* [INPUT FOR THIS TASK]:
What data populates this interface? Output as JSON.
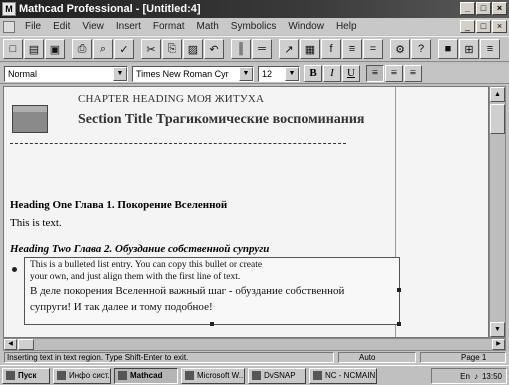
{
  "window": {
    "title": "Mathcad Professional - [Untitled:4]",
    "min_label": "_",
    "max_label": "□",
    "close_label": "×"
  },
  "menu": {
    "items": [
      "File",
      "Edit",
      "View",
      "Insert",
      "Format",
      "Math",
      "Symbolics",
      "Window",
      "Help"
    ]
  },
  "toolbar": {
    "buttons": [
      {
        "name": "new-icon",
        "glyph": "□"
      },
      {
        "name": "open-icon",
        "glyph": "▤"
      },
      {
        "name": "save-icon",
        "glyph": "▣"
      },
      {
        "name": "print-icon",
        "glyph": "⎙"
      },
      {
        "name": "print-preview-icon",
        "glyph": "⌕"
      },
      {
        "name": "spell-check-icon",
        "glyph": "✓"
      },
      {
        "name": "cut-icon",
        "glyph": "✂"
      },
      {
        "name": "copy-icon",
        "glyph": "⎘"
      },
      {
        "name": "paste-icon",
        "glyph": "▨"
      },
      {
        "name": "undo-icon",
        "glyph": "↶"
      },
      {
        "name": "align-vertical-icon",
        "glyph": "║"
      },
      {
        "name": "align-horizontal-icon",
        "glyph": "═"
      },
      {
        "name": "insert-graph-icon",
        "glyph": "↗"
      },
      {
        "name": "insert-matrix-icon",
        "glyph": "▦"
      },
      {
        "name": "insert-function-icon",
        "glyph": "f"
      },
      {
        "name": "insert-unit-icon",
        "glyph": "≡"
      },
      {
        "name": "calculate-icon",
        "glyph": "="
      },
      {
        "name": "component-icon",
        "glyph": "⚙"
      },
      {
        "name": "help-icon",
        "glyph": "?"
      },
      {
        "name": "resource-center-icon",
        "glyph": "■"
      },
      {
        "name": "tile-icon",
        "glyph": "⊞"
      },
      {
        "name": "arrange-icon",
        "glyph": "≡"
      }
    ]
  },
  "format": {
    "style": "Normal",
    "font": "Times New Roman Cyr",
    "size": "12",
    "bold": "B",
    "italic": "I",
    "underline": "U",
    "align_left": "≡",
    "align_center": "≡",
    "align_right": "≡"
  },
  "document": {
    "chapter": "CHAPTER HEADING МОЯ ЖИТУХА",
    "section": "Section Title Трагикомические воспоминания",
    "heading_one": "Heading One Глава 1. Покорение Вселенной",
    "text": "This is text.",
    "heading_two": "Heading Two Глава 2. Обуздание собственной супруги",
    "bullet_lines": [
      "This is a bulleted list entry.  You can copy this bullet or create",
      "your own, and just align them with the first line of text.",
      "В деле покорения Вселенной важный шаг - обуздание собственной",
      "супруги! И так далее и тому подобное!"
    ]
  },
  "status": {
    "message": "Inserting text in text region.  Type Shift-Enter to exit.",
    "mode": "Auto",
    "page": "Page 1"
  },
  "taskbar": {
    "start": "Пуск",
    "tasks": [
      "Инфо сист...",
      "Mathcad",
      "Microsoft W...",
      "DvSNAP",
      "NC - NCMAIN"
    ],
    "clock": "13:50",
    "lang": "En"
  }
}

* [SET EXERCISE]: Pull every line holding "copy" out of the records.

* [THE OUTPUT]:
        "name": "copy-icon",
      "This is a bulleted list entry.  You can copy this bullet or create",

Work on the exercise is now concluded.